▶ Dataset rows:
================
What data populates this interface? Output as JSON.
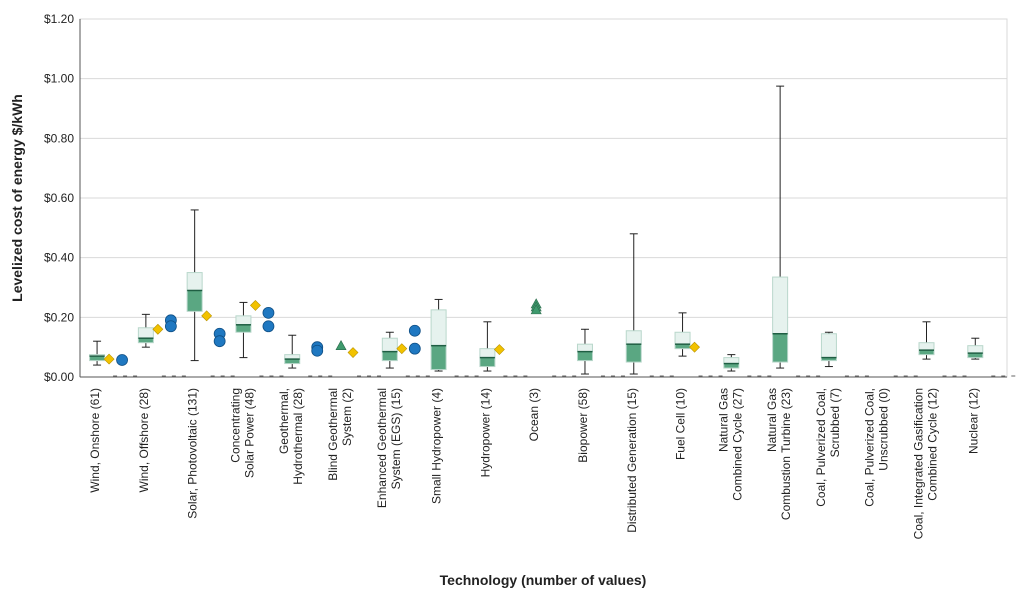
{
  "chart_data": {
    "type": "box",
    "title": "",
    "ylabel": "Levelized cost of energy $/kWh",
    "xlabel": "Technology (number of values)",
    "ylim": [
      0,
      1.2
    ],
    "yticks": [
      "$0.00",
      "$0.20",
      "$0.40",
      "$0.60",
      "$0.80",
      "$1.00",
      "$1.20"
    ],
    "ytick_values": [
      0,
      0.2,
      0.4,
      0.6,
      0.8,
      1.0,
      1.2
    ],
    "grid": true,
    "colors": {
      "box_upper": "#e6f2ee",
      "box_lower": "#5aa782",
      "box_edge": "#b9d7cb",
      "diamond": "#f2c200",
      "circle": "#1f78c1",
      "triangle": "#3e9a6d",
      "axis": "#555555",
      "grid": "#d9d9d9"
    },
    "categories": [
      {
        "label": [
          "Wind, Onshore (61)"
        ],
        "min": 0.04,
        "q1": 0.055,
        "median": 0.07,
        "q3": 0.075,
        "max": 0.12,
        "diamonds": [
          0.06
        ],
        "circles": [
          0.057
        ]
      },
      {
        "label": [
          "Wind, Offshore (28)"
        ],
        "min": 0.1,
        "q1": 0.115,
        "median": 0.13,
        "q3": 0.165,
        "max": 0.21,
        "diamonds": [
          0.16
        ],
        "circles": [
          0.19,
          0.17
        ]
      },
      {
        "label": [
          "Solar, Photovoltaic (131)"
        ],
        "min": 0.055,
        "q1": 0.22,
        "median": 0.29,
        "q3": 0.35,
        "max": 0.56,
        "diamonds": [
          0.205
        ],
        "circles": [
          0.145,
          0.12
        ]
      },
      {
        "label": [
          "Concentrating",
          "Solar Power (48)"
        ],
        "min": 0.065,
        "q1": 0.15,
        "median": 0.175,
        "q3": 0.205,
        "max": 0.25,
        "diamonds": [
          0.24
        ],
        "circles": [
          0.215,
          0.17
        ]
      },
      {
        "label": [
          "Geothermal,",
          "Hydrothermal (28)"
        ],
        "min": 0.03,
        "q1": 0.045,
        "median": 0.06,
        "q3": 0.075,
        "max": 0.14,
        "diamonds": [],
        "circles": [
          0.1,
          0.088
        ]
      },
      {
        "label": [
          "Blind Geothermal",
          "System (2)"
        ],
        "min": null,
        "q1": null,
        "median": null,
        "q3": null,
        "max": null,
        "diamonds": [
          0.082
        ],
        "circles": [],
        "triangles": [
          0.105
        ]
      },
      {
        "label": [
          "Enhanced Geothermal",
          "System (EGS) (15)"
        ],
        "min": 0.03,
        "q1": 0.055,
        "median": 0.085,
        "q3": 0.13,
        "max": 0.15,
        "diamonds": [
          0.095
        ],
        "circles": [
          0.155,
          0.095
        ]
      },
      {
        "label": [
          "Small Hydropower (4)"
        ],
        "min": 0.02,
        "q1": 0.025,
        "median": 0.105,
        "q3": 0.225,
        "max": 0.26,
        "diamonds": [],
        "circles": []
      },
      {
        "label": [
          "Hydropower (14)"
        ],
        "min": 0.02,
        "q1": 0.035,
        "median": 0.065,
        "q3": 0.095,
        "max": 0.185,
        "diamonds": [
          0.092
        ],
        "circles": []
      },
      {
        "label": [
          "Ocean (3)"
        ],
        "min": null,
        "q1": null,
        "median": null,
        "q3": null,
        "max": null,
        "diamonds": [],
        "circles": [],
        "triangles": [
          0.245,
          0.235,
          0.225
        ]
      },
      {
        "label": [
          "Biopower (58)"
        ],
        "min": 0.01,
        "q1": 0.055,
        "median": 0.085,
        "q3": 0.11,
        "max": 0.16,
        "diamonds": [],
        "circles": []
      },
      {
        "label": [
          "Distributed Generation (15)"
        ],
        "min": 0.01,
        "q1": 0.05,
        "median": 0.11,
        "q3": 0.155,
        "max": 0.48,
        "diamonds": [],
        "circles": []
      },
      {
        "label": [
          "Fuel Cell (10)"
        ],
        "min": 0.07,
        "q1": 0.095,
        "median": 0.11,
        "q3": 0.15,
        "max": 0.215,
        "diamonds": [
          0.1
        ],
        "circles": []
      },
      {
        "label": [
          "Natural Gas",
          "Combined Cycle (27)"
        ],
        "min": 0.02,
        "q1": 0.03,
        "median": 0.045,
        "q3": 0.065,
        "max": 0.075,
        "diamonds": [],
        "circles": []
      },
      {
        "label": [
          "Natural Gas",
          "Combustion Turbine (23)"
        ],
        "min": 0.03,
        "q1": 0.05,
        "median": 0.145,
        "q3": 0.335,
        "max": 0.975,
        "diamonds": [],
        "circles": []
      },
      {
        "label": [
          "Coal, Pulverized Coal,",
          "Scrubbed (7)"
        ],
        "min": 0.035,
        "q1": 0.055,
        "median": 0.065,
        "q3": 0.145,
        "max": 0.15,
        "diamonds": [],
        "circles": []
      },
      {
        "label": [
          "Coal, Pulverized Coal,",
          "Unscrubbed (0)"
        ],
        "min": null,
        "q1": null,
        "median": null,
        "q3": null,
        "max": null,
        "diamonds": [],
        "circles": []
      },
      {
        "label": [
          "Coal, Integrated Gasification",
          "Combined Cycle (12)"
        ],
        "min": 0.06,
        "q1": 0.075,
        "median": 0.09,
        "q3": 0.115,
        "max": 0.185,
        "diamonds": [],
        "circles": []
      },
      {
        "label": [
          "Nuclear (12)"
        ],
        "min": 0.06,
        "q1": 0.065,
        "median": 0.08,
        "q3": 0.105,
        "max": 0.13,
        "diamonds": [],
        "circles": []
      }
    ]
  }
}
================
▶ What needs to be done: Omit every picture, and otherwise quote the entries exactly.

▶ Result of the task:
What data populates this interface? Output as JSON.
{
  "chart_data": {
    "type": "box",
    "title": "",
    "ylabel": "Levelized cost of energy $/kWh",
    "xlabel": "Technology (number of values)",
    "ylim": [
      0,
      1.2
    ],
    "yticks": [
      "$0.00",
      "$0.20",
      "$0.40",
      "$0.60",
      "$0.80",
      "$1.00",
      "$1.20"
    ],
    "ytick_values": [
      0,
      0.2,
      0.4,
      0.6,
      0.8,
      1.0,
      1.2
    ],
    "grid": true,
    "colors": {
      "box_upper": "#e6f2ee",
      "box_lower": "#5aa782",
      "box_edge": "#b9d7cb",
      "diamond": "#f2c200",
      "circle": "#1f78c1",
      "triangle": "#3e9a6d",
      "axis": "#555555",
      "grid": "#d9d9d9"
    },
    "categories": [
      {
        "label": [
          "Wind, Onshore (61)"
        ],
        "min": 0.04,
        "q1": 0.055,
        "median": 0.07,
        "q3": 0.075,
        "max": 0.12,
        "diamonds": [
          0.06
        ],
        "circles": [
          0.057
        ]
      },
      {
        "label": [
          "Wind, Offshore (28)"
        ],
        "min": 0.1,
        "q1": 0.115,
        "median": 0.13,
        "q3": 0.165,
        "max": 0.21,
        "diamonds": [
          0.16
        ],
        "circles": [
          0.19,
          0.17
        ]
      },
      {
        "label": [
          "Solar, Photovoltaic (131)"
        ],
        "min": 0.055,
        "q1": 0.22,
        "median": 0.29,
        "q3": 0.35,
        "max": 0.56,
        "diamonds": [
          0.205
        ],
        "circles": [
          0.145,
          0.12
        ]
      },
      {
        "label": [
          "Concentrating",
          "Solar Power (48)"
        ],
        "min": 0.065,
        "q1": 0.15,
        "median": 0.175,
        "q3": 0.205,
        "max": 0.25,
        "diamonds": [
          0.24
        ],
        "circles": [
          0.215,
          0.17
        ]
      },
      {
        "label": [
          "Geothermal,",
          "Hydrothermal (28)"
        ],
        "min": 0.03,
        "q1": 0.045,
        "median": 0.06,
        "q3": 0.075,
        "max": 0.14,
        "diamonds": [],
        "circles": [
          0.1,
          0.088
        ]
      },
      {
        "label": [
          "Blind Geothermal",
          "System (2)"
        ],
        "min": null,
        "q1": null,
        "median": null,
        "q3": null,
        "max": null,
        "diamonds": [
          0.082
        ],
        "circles": [],
        "triangles": [
          0.105
        ]
      },
      {
        "label": [
          "Enhanced Geothermal",
          "System (EGS) (15)"
        ],
        "min": 0.03,
        "q1": 0.055,
        "median": 0.085,
        "q3": 0.13,
        "max": 0.15,
        "diamonds": [
          0.095
        ],
        "circles": [
          0.155,
          0.095
        ]
      },
      {
        "label": [
          "Small Hydropower (4)"
        ],
        "min": 0.02,
        "q1": 0.025,
        "median": 0.105,
        "q3": 0.225,
        "max": 0.26,
        "diamonds": [],
        "circles": []
      },
      {
        "label": [
          "Hydropower (14)"
        ],
        "min": 0.02,
        "q1": 0.035,
        "median": 0.065,
        "q3": 0.095,
        "max": 0.185,
        "diamonds": [
          0.092
        ],
        "circles": []
      },
      {
        "label": [
          "Ocean (3)"
        ],
        "min": null,
        "q1": null,
        "median": null,
        "q3": null,
        "max": null,
        "diamonds": [],
        "circles": [],
        "triangles": [
          0.245,
          0.235,
          0.225
        ]
      },
      {
        "label": [
          "Biopower (58)"
        ],
        "min": 0.01,
        "q1": 0.055,
        "median": 0.085,
        "q3": 0.11,
        "max": 0.16,
        "diamonds": [],
        "circles": []
      },
      {
        "label": [
          "Distributed Generation (15)"
        ],
        "min": 0.01,
        "q1": 0.05,
        "median": 0.11,
        "q3": 0.155,
        "max": 0.48,
        "diamonds": [],
        "circles": []
      },
      {
        "label": [
          "Fuel Cell (10)"
        ],
        "min": 0.07,
        "q1": 0.095,
        "median": 0.11,
        "q3": 0.15,
        "max": 0.215,
        "diamonds": [
          0.1
        ],
        "circles": []
      },
      {
        "label": [
          "Natural Gas",
          "Combined Cycle (27)"
        ],
        "min": 0.02,
        "q1": 0.03,
        "median": 0.045,
        "q3": 0.065,
        "max": 0.075,
        "diamonds": [],
        "circles": []
      },
      {
        "label": [
          "Natural Gas",
          "Combustion Turbine (23)"
        ],
        "min": 0.03,
        "q1": 0.05,
        "median": 0.145,
        "q3": 0.335,
        "max": 0.975,
        "diamonds": [],
        "circles": []
      },
      {
        "label": [
          "Coal, Pulverized Coal,",
          "Scrubbed (7)"
        ],
        "min": 0.035,
        "q1": 0.055,
        "median": 0.065,
        "q3": 0.145,
        "max": 0.15,
        "diamonds": [],
        "circles": []
      },
      {
        "label": [
          "Coal, Pulverized Coal,",
          "Unscrubbed (0)"
        ],
        "min": null,
        "q1": null,
        "median": null,
        "q3": null,
        "max": null,
        "diamonds": [],
        "circles": []
      },
      {
        "label": [
          "Coal, Integrated Gasification",
          "Combined Cycle (12)"
        ],
        "min": 0.06,
        "q1": 0.075,
        "median": 0.09,
        "q3": 0.115,
        "max": 0.185,
        "diamonds": [],
        "circles": []
      },
      {
        "label": [
          "Nuclear (12)"
        ],
        "min": 0.06,
        "q1": 0.065,
        "median": 0.08,
        "q3": 0.105,
        "max": 0.13,
        "diamonds": [],
        "circles": []
      }
    ]
  }
}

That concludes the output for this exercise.